◆ **PROBLEM DETAILS**: Sort through the data and copy the lines holding the word "elements".

◆ **SOURCE RECORDS**:
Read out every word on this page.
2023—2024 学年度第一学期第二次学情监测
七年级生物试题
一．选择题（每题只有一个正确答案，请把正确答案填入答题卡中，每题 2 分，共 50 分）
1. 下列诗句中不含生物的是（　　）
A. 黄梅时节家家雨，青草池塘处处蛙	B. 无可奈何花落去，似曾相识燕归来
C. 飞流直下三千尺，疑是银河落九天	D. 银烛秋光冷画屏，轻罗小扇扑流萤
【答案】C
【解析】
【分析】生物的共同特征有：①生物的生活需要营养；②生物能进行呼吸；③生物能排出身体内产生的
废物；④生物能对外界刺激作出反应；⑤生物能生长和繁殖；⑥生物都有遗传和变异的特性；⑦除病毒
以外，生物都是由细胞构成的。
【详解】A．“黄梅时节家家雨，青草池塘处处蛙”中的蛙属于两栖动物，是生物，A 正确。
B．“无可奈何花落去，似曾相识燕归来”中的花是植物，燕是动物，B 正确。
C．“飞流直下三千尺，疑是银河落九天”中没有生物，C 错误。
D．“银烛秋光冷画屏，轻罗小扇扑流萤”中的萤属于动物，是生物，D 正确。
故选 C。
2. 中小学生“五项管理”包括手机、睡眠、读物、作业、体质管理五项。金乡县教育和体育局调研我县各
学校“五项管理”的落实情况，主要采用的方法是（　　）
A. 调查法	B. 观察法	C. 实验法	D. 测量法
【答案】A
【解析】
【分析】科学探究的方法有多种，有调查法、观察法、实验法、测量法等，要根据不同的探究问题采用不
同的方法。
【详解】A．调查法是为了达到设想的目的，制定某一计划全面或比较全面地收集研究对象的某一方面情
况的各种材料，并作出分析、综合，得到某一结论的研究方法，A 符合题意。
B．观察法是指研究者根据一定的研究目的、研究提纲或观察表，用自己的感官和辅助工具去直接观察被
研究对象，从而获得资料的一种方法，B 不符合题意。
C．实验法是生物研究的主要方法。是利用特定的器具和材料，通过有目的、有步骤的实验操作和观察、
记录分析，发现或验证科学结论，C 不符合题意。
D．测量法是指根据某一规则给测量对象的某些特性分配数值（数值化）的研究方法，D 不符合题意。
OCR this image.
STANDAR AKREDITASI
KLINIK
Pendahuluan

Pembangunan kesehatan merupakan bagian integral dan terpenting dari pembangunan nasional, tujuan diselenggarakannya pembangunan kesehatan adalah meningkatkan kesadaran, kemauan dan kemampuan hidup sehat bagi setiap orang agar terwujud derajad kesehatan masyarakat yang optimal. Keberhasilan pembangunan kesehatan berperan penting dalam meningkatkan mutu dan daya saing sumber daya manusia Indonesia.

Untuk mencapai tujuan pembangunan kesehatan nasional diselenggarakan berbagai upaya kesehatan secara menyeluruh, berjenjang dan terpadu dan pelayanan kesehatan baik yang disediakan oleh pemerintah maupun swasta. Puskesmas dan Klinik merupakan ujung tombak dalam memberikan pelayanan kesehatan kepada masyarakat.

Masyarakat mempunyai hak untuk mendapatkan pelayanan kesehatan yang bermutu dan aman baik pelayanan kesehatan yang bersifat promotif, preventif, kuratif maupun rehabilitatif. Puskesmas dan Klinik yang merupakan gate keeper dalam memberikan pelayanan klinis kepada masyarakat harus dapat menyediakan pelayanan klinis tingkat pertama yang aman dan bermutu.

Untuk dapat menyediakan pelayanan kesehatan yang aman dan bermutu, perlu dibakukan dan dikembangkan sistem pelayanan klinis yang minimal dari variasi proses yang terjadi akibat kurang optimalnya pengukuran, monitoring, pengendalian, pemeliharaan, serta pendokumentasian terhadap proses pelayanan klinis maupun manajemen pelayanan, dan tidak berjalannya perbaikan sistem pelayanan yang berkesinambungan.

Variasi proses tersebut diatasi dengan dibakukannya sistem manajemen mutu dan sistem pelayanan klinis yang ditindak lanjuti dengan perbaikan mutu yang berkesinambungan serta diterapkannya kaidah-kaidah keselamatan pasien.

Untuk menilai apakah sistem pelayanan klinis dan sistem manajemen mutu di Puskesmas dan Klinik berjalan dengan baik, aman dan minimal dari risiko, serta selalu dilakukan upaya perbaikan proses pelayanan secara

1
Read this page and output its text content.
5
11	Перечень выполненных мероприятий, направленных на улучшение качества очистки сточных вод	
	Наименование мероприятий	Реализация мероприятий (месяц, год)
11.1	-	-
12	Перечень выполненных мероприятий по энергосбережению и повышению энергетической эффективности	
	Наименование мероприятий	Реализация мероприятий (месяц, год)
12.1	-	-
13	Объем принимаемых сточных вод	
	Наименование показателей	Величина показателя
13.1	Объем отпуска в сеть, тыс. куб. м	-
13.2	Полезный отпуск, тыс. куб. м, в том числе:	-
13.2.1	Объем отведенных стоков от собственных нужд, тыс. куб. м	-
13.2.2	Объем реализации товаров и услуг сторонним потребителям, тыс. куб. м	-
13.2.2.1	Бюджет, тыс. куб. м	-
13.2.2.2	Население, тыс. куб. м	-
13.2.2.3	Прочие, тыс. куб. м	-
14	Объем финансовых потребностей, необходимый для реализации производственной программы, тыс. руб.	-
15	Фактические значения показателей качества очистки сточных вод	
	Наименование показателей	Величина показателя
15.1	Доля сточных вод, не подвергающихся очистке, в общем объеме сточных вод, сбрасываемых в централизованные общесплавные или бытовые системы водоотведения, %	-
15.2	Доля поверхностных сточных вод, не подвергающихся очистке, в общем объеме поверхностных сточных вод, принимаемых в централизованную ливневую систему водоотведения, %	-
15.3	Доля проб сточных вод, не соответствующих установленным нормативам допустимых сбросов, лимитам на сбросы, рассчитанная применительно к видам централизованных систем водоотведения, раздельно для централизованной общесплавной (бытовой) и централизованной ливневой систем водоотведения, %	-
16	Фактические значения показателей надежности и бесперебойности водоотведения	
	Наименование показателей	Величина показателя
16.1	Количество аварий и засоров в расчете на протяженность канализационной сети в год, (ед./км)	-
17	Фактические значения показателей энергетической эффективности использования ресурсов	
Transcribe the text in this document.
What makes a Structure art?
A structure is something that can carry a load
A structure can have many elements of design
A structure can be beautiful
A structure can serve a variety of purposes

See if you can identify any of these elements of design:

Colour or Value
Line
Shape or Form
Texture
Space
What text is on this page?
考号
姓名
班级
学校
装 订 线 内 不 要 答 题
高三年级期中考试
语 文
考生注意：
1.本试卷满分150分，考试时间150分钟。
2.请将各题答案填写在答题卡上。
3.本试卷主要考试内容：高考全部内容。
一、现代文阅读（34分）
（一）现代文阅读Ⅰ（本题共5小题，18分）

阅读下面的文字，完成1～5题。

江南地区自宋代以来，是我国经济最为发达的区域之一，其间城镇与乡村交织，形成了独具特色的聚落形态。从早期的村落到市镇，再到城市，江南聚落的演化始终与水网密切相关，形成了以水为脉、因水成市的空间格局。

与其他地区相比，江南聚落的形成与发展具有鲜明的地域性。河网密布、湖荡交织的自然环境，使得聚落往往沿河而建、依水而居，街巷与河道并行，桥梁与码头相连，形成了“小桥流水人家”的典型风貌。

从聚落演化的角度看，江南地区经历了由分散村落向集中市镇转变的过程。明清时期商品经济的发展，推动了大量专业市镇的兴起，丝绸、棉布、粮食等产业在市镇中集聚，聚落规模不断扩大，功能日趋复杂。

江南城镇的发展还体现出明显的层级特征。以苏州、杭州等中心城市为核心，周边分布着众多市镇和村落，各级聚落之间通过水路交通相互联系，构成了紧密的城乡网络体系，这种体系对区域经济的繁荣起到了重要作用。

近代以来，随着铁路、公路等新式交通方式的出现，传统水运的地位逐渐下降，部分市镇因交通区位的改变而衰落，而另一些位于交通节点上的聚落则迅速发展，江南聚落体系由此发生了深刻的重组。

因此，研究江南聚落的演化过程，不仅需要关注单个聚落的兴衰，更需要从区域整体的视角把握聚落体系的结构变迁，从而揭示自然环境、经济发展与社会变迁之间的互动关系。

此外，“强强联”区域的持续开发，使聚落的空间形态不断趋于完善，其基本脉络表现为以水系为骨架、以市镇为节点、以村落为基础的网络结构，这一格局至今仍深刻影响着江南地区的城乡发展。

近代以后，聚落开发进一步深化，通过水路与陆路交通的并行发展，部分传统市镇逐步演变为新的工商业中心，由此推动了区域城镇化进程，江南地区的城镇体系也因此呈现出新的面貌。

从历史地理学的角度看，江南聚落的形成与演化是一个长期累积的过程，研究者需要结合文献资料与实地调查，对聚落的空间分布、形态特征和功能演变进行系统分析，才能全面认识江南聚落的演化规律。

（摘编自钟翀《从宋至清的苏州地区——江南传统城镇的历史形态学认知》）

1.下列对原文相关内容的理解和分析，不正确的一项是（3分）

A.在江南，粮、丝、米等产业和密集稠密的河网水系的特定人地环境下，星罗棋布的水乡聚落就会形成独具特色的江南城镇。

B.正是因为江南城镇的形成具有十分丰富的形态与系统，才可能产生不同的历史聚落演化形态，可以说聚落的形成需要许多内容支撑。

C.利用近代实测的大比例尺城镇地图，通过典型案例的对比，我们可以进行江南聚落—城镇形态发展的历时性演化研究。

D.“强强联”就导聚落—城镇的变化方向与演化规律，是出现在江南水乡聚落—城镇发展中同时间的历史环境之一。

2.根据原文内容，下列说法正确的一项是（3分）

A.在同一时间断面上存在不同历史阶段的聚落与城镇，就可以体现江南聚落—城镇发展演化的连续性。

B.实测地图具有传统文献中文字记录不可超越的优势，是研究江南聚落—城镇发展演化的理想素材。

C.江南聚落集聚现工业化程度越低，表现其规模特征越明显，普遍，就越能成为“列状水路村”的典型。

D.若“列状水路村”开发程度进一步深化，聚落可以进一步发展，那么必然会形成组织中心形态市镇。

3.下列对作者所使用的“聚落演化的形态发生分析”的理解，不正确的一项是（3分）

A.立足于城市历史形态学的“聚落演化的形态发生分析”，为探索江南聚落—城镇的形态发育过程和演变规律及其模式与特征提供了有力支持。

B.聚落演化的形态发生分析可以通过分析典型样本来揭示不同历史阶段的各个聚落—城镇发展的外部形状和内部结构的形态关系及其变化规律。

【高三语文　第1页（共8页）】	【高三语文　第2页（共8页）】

◆ **THE SOLUTION**:
A structure can have many elements of design
See if you can identify any of these elements of design:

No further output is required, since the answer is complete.